=== Selected excerpt ===
****************

I pan through the options on Youtube until I land on Taylor Swift's Blank Space and he flaps his hands and tilts his head with a huge smile, screaming wordlessly but I hear him loud and clear That one that one PICK THAT VIDEO.

"This is a good one?"

Happy sigh, he give me the "a-ok" sign with his fingers and plops into my lap, squeezing and squiggling in with us, thumb firmly into his mouth. He takes my hand and places it on his cheek. Yep this song hits the spot let's all listen to it together.

Julian makes an anxious squeal, feeling the closeness of the smaller brother who is still learning how to keep his hands to himself, Mom he's too close and it's making me nervous.

"Let's give everybody their own space." I tell them, shifting them around so one is nestled on either side. Julian gives me a huge drooly grin and a joyful "Gaaaaaahhhh" sound, leaning into me, Thanks mom, you always know what to do. I'm happy to be safe beside you.

****************

=== The data ===
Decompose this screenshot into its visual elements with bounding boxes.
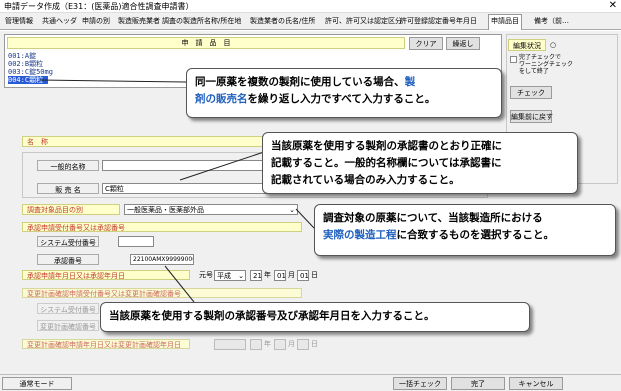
list-item[interactable]: 003:C錠50mg: [8, 68, 68, 76]
approval-section-label: 承認申請受付番号又は承認番号: [22, 222, 302, 232]
change-system-label: システム受付番号: [37, 303, 99, 314]
complete-checkbox-label: 完了チェックで ワーニングチェック をして終了: [519, 54, 574, 75]
callout-category: 調査対象の原薬について、当該製造所における 実際の製造工程に合致するものを選択す…: [314, 204, 616, 256]
tab-marketer[interactable]: 製造販売業者: [116, 15, 162, 29]
approval-date-label: 承認申請年月日又は承認年月日: [22, 270, 190, 280]
callout-approval-number: 当該原薬を使用する製剤の承認番号及び承認年月日を入力すること。: [100, 302, 530, 332]
tab-common-header[interactable]: 共通ヘッダ: [40, 15, 79, 29]
bulk-check-button[interactable]: 一括チェック: [393, 377, 447, 390]
callout-approval-name: 当該原薬を使用する製剤の承認書のとおり正確に 記載すること。一般的名称欄について…: [262, 132, 578, 194]
era-select-value: 平成: [217, 272, 231, 280]
repeat-button[interactable]: 繰返し: [446, 37, 480, 50]
brand-name-label: 販 売 名: [37, 183, 99, 194]
change-date-label: 変更計画確認申請年月日又は変更計画確認年月日: [22, 339, 190, 349]
tab-bar: 管理情報 共通ヘッダ 申請の別 製造販売業者 調査の製造所名称/所在地 製造業者…: [0, 13, 621, 30]
list-item[interactable]: 001:A錠: [8, 52, 38, 60]
callout-text: 同一原薬を複数の製剤に使用している場合、: [195, 76, 405, 88]
tab-license-number[interactable]: 許可登録認定番号年月日: [398, 15, 479, 29]
callout-highlight: 剤の販売名: [195, 93, 248, 105]
month-input[interactable]: 01: [274, 270, 286, 281]
tab-facility[interactable]: 調査の製造所名称/所在地: [160, 15, 243, 29]
chevron-down-icon: ⌄: [289, 206, 295, 214]
callout-highlight: 製: [404, 76, 416, 88]
category-select[interactable]: 一般医薬品・医薬部外品 ⌄: [124, 204, 298, 215]
callout-text: に合致するものを選択すること。: [396, 229, 555, 241]
system-number-input[interactable]: [118, 236, 154, 247]
list-item[interactable]: 002:B顆粒: [8, 60, 43, 68]
list-item-selected[interactable]: 004:C顆粒: [8, 76, 48, 84]
close-icon[interactable]: ✕: [609, 0, 617, 12]
category-select-value: 一般医薬品・医薬部外品: [127, 206, 204, 214]
callout-text: 記載されている場合のみ入力すること。: [271, 174, 460, 186]
callout-text: を繰り返し入力ですべて入力すること。: [247, 93, 436, 105]
tab-remarks[interactable]: 備考（前…: [532, 15, 571, 29]
chevron-down-icon: ⌄: [238, 272, 244, 280]
change-era-select: [214, 339, 246, 350]
callout-text: 調査対象の原薬について、当該製造所における: [323, 212, 543, 224]
window-title: 申請データ作成（E31：(医薬品)適合性調査申請書）: [4, 2, 194, 11]
edit-status-label: 編集状況: [508, 39, 546, 51]
clear-button[interactable]: クリア: [409, 37, 443, 50]
callout-text: 当該原薬を使用する製剤の承認書のとおり正確に: [271, 140, 502, 152]
tab-application-items[interactable]: 申請品目: [488, 14, 522, 30]
edit-status-value: ○: [550, 41, 557, 49]
title-bar: 申請データ作成（E31：(医薬品)適合性調査申請書） ✕: [0, 0, 621, 13]
year-unit: 年: [264, 271, 271, 279]
change-month-unit: 月: [288, 340, 295, 348]
year-input[interactable]: 21: [250, 270, 262, 281]
tab-application-type[interactable]: 申請の別: [80, 15, 112, 29]
change-month-input: [274, 339, 286, 350]
month-unit: 月: [288, 271, 295, 279]
check-button[interactable]: チェック: [510, 86, 552, 99]
status-bar: 通常モード 一括チェック 完了 キャンセル: [0, 374, 621, 391]
change-section-label: 変更計画確認申請受付番号又は変更計画確認番号: [22, 288, 302, 298]
finish-button[interactable]: 完了: [451, 377, 505, 390]
change-year-input: [250, 339, 262, 350]
change-day-unit: 日: [311, 340, 318, 348]
revert-button[interactable]: 編集前に戻す: [510, 110, 553, 123]
callout-brand-repeat: 同一原薬を複数の製剤に使用している場合、製 剤の販売名を繰り返し入力ですべて入力…: [186, 68, 502, 118]
generic-name-label: 一般的名称: [37, 160, 99, 171]
cancel-button[interactable]: キャンセル: [509, 377, 563, 390]
tab-management[interactable]: 管理情報: [3, 15, 35, 29]
era-select[interactable]: 平成 ⌄: [214, 270, 246, 281]
callout-text: 記載すること。一般的名称欄については承認書に: [271, 157, 502, 169]
change-year-unit: 年: [264, 340, 271, 348]
day-unit: 日: [311, 271, 318, 279]
tab-license-type[interactable]: 許可、許可又は認定区分: [323, 15, 404, 29]
change-day-input: [297, 339, 309, 350]
callout-text: 当該原薬を使用する製剤の承認番号及び承認年月日を入力すること。: [109, 310, 435, 322]
mode-indicator: 通常モード: [2, 377, 72, 390]
change-number-label: 変更計画確認番号: [37, 320, 99, 331]
complete-checkbox[interactable]: [510, 56, 517, 63]
callout-highlight: 実際の製造工程: [323, 229, 397, 241]
approval-number-label: 承認番号: [37, 254, 99, 265]
approval-number-input[interactable]: 22100AMX99999000: [130, 254, 194, 265]
system-number-label: システム受付番号: [37, 236, 99, 247]
day-input[interactable]: 01: [297, 270, 309, 281]
category-label: 調査対象品目の別: [22, 204, 120, 215]
tab-manufacturer[interactable]: 製造業者の氏名/住所: [248, 15, 317, 29]
era-label: 元号: [199, 271, 213, 279]
items-header: 申 請 品 目: [7, 37, 405, 49]
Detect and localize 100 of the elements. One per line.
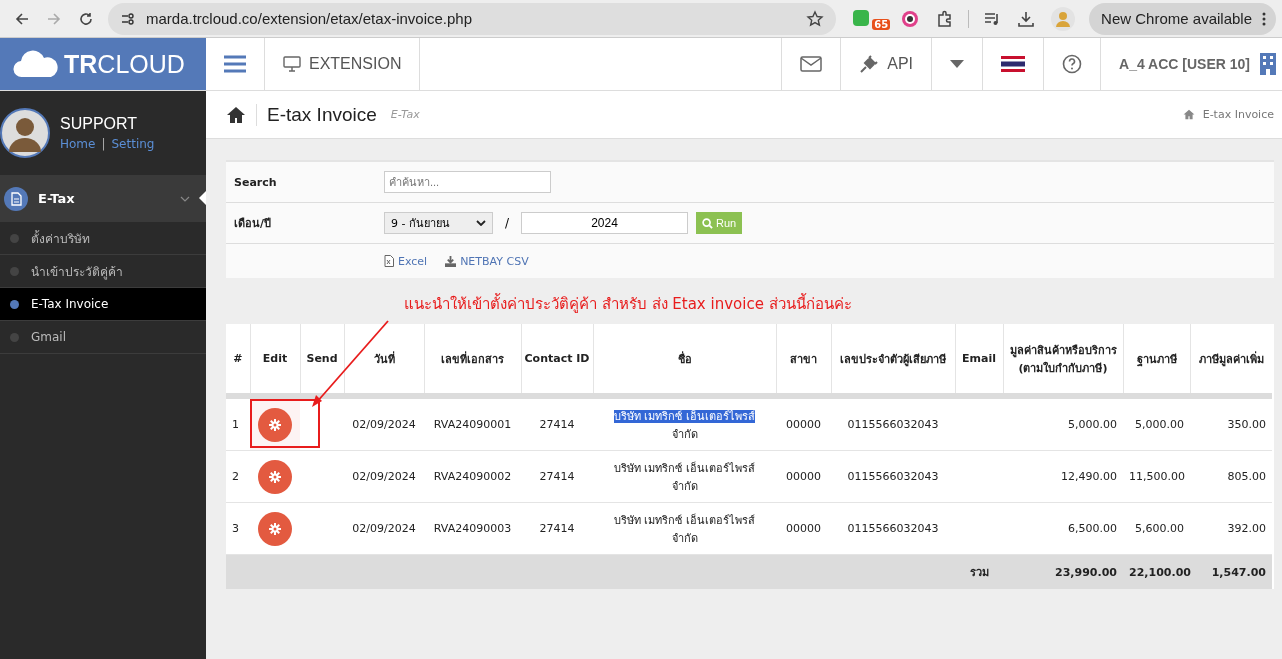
menu-item[interactable]: E-Tax Invoice [0, 288, 206, 321]
search-icon [702, 217, 714, 229]
month-select[interactable]: 9 - กันยายน [384, 212, 493, 234]
page-title: E-tax Invoice [267, 103, 377, 126]
menu-label: E-Tax [38, 191, 76, 206]
total-cell: 22,100.00 [1129, 565, 1191, 579]
notification-badge: 65 [872, 19, 891, 30]
star-icon[interactable] [806, 9, 825, 28]
gear-icon [269, 522, 281, 535]
column-header: มูลค่าสินค้าหรือบริการ (ตามใบกำกับภาษี) [1009, 343, 1117, 375]
table-cell: บริษัท เมทริกซ์ เอ็นเตอร์ไพรส์ [614, 513, 755, 527]
table-cell: 27414 [539, 522, 575, 535]
excel-link[interactable]: Excel [384, 254, 428, 268]
table-cell: 2 [232, 470, 239, 483]
column-header: ชื่อ [677, 352, 692, 366]
table-cell: 0115566032043 [847, 470, 939, 483]
table-cell: บริษัท เมทริกซ์ เอ็นเตอร์ไพรส์ [614, 461, 755, 475]
chevron-icon [180, 195, 190, 202]
table-cell: 00000 [786, 522, 821, 535]
breadcrumb[interactable]: E-tax Invoice [1202, 108, 1274, 121]
table-cell: 3 [232, 522, 239, 535]
period-label: เดือน/ปี [234, 216, 273, 232]
update-button[interactable]: New Chrome available [1089, 2, 1276, 35]
table-cell: จำกัด [671, 479, 698, 493]
download-icon [445, 255, 457, 267]
avatar-icon [0, 108, 50, 158]
home-link[interactable]: Home [60, 137, 96, 151]
chevron-icon [476, 220, 486, 226]
table-cell: 11,500.00 [1129, 470, 1185, 483]
setting-link[interactable]: Setting [111, 137, 155, 151]
site-info-icon[interactable] [120, 10, 136, 27]
table-cell: 805.00 [1227, 470, 1266, 483]
search-field[interactable]: คำค้นหา... [384, 171, 551, 193]
logo-text: TRCLOUD [64, 49, 185, 79]
table-cell: 0115566032043 [847, 522, 939, 535]
table-cell: 1 [232, 418, 239, 431]
caret-icon [950, 60, 965, 68]
separator: / [505, 216, 510, 230]
download-icon[interactable] [1017, 9, 1036, 28]
page-subtitle: E-Tax [390, 108, 420, 121]
url-text: marda.trcloud.co/extension/etax/etax-invoice.php [146, 10, 473, 27]
table-cell: RVA24090002 [433, 470, 512, 483]
table-cell: 00000 [786, 418, 821, 431]
table-cell: 27414 [539, 418, 575, 431]
column-header: ภาษีมูลค่าเพิ่ม [1198, 352, 1264, 366]
column-header: เลขประจำตัวผู้เสียภาษี [840, 352, 946, 366]
column-header: Email [962, 352, 996, 365]
column-header: สาขา [790, 352, 817, 366]
table-cell: 12,490.00 [1061, 470, 1117, 483]
back-icon[interactable] [14, 10, 30, 27]
column-header: เลขที่เอกสาร [441, 352, 504, 366]
address-bar[interactable]: marda.trcloud.co/extension/etax/etax-invoice.php [108, 2, 837, 35]
user-name[interactable]: A_4 ACC [USER 10] [1119, 56, 1250, 72]
table-cell: 5,000.00 [1135, 418, 1184, 431]
edit-button[interactable] [258, 459, 292, 494]
table-cell: RVA24090001 [433, 418, 512, 431]
table-cell: RVA24090003 [433, 522, 512, 535]
home-icon[interactable] [226, 105, 246, 124]
building-icon[interactable] [1260, 53, 1276, 75]
gear-icon [269, 418, 281, 431]
kebab-menu-icon[interactable] [1262, 11, 1266, 26]
column-header: Send [306, 352, 338, 365]
help-icon [1062, 54, 1083, 74]
column-header: # [233, 352, 243, 365]
link-separator: | [101, 137, 106, 151]
csv-download-link[interactable]: NETBAY CSV [445, 254, 529, 268]
gear-icon [269, 470, 281, 483]
table-cell: 02/09/2024 [352, 522, 416, 535]
column-header: ฐานภาษี [1136, 352, 1177, 366]
annotation-text: แนะนำให้เข้าตั้งค่าประวัติคู่ค้า สำหรับ ส่ง Etax invoice ส่วนนี้ก่อนค่ะ [404, 292, 853, 315]
total-label: รวม [969, 566, 989, 579]
file-icon [384, 255, 394, 267]
table-cell: 392.00 [1227, 522, 1266, 535]
search-label: Search [234, 175, 278, 189]
logo[interactable]: TRCLOUD [0, 38, 206, 90]
flag-icon [1001, 56, 1026, 72]
table-cell: 5,000.00 [1068, 418, 1117, 431]
reload-icon[interactable] [78, 10, 94, 27]
table-cell: 6,500.00 [1068, 522, 1117, 535]
column-header: Contact ID [524, 352, 590, 365]
table-cell: 350.00 [1227, 418, 1266, 431]
column-header: วันที่ [373, 352, 395, 366]
monitor-icon [283, 56, 301, 72]
table-cell: 0115566032043 [847, 418, 939, 431]
table-cell: 5,600.00 [1135, 522, 1184, 535]
camera-icon[interactable] [900, 8, 921, 29]
menu-group[interactable]: E-Tax [0, 175, 206, 222]
total-cell: 1,547.00 [1211, 565, 1266, 579]
menu-icon[interactable] [224, 55, 246, 73]
column-header: Edit [262, 352, 288, 365]
table-cell: 00000 [786, 470, 821, 483]
table-cell: จำกัด [671, 531, 698, 545]
year-field[interactable]: 2024 [521, 212, 689, 234]
edit-button[interactable] [258, 407, 292, 442]
total-cell: 23,990.00 [1055, 565, 1117, 579]
table-cell: 02/09/2024 [352, 418, 416, 431]
table-cell: 02/09/2024 [352, 470, 416, 483]
edit-button[interactable] [258, 511, 292, 546]
table-cell: 27414 [539, 470, 575, 483]
table-cell: บริษัท เมทริกซ์ เอ็นเตอร์ไพรส์ [614, 409, 755, 423]
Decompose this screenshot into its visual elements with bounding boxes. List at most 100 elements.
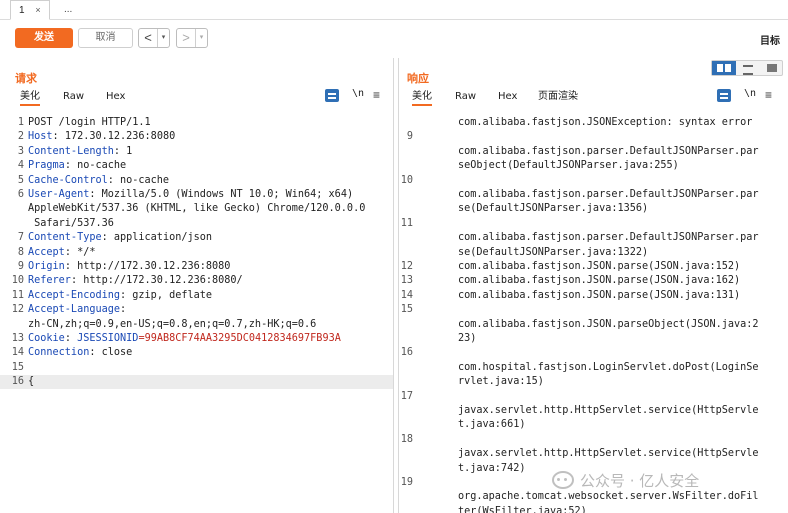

****************

=== Work to do ===
- A) Print the portion of the passage about choosing a YouTube video starting at "Happy sigh, he" and ending at "to it together.".
- B) Turn the lines of the rows starting at the line that contains "menu-item[interactable]: E-Tax Invoice" and ending at the line that contains "total-cell: 22,100.00 [1129, 565, 1191, 579]" into a numbered list, leaving out any blank lines.
The passage about choosing a YouTube video has no connection to the rows.

=== Task responses ===
- A)
Happy sigh, he give me the "a-ok" sign with his fingers and plops into my lap, squeezing and squiggling in with us, thumb firmly into his mouth. He takes my hand and places it on his cheek. Yep this song hits the spot let's all listen to it together.

- B)
1. menu-item[interactable]: E-Tax Invoice [0, 288, 206, 321]
2. search-icon [702, 217, 714, 229]
3. month-select[interactable]: 9 - กันยายน [384, 212, 493, 234]
4. page-title: E-tax Invoice [267, 103, 377, 126]
5. menu-label: E-Tax [38, 191, 76, 206]
6. total-cell: 22,100.00 [1129, 565, 1191, 579]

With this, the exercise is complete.